AANGELEVERDE GEGEVENS —
# # #
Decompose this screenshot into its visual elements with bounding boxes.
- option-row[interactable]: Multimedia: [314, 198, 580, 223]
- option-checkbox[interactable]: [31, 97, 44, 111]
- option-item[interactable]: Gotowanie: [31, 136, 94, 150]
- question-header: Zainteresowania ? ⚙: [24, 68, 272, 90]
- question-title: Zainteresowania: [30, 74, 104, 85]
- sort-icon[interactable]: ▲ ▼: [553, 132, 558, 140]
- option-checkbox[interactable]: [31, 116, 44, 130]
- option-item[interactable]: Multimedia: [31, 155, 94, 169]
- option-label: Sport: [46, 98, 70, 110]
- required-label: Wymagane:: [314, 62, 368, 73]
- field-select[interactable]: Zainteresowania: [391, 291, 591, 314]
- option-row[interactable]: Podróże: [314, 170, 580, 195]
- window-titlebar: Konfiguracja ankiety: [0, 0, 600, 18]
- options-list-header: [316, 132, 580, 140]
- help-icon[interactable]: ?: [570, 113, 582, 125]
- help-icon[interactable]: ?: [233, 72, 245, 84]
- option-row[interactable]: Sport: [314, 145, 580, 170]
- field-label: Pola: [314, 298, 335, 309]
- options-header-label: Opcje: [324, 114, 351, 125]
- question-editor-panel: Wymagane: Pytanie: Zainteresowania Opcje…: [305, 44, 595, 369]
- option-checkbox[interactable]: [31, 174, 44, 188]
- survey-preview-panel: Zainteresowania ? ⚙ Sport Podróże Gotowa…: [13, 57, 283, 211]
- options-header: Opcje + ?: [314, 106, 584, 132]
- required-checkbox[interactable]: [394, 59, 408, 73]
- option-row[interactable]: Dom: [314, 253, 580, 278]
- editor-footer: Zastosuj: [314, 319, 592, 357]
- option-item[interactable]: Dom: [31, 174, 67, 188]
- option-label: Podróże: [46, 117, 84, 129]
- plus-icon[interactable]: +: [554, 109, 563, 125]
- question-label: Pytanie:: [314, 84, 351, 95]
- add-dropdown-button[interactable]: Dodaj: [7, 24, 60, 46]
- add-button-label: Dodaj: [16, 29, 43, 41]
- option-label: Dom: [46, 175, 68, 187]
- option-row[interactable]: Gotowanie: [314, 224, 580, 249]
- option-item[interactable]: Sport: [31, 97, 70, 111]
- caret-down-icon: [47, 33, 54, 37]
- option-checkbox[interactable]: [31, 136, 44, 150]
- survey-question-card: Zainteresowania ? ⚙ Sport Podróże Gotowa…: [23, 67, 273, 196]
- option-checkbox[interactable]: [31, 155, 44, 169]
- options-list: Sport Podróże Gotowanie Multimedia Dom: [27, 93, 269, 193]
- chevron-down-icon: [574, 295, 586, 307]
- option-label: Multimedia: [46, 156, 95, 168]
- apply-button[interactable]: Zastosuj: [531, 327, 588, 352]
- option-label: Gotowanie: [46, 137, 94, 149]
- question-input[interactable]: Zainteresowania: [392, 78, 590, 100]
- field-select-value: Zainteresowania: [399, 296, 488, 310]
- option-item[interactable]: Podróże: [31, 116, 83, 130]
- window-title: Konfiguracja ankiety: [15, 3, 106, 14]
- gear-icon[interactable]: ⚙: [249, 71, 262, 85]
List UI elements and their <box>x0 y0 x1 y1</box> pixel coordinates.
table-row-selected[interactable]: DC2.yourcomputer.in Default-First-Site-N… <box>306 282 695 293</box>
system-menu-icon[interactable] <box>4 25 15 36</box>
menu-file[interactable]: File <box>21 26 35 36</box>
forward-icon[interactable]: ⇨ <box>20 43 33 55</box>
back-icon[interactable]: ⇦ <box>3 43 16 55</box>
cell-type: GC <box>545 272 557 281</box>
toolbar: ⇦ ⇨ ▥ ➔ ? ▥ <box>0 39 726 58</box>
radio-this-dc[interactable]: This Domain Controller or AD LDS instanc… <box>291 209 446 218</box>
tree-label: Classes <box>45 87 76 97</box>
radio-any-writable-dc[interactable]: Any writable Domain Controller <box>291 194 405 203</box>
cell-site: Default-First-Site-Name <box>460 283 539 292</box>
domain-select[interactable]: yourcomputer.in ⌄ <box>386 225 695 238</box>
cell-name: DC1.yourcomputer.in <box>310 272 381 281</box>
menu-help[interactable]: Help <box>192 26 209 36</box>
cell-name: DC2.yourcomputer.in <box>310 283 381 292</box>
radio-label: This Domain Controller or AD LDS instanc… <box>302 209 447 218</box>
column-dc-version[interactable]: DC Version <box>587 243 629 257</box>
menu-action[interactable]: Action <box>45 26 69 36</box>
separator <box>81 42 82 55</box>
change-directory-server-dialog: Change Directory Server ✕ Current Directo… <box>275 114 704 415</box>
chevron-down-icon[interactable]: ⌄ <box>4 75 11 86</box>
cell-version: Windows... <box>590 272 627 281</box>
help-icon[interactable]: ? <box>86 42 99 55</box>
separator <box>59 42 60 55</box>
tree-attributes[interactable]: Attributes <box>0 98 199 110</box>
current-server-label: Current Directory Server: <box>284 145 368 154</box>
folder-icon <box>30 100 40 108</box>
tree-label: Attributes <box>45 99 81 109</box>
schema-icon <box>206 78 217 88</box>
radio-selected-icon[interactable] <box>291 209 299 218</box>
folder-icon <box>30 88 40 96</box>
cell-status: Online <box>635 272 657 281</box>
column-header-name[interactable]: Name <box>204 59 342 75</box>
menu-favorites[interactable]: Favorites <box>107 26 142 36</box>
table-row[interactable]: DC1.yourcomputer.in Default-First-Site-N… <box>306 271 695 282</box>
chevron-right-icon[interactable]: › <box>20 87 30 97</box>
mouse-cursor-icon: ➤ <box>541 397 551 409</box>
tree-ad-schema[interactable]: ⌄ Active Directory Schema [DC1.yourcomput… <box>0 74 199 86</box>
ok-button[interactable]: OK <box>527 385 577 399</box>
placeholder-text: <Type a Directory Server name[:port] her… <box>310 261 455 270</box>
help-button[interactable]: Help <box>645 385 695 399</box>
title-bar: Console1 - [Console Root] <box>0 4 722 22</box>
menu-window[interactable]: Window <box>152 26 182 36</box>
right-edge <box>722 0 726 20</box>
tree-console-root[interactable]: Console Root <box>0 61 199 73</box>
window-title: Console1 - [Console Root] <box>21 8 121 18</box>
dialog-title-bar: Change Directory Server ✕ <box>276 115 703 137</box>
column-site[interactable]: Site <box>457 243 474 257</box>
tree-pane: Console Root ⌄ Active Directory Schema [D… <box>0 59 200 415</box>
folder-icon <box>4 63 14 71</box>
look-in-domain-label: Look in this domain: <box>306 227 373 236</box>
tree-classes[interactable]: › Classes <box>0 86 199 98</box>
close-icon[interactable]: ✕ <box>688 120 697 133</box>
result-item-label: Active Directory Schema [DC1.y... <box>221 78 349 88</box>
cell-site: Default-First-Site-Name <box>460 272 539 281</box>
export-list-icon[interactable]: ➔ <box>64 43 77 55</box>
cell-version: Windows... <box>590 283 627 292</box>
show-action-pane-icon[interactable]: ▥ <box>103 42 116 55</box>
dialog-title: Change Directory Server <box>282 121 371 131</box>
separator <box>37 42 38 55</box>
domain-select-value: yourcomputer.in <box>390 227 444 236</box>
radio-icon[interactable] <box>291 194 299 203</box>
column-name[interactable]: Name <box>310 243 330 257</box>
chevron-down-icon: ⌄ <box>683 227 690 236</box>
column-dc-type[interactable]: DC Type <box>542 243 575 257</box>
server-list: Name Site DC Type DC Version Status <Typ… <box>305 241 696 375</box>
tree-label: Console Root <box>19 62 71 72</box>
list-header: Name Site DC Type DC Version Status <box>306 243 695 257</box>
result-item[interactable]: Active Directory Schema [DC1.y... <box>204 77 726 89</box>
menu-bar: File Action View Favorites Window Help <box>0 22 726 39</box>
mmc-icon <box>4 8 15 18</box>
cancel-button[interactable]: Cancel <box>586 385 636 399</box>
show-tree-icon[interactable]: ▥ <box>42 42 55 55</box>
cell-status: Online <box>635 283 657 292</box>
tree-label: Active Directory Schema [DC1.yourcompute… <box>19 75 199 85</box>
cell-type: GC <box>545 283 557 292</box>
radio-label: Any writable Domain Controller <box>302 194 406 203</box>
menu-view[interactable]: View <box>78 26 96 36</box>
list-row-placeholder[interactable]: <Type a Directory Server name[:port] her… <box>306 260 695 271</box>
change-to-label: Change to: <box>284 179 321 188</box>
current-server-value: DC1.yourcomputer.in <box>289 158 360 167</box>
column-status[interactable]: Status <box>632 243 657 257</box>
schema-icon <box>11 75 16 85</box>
# # #
JOUW OPDRACHT — Zet het deel van de items dat begint bij het begin en eindigt met de regel waarin "- question-title: Zainteresowania: [30, 74, 104, 85]" staat, die regel inbegrepen, om in een JSON-lijst van strings. Maak van elke regel één string en laat lege regels weg.

ANTWOORD —
[
  "Decompose this screenshot into its visual elements with bounding boxes.",
  "- option-row[interactable]: Multimedia: [314, 198, 580, 223]",
  "- option-checkbox[interactable]: [31, 97, 44, 111]",
  "- option-item[interactable]: Gotowanie: [31, 136, 94, 150]",
  "- question-header: Zainteresowania ? ⚙: [24, 68, 272, 90]",
  "- question-title: Zainteresowania: [30, 74, 104, 85]"
]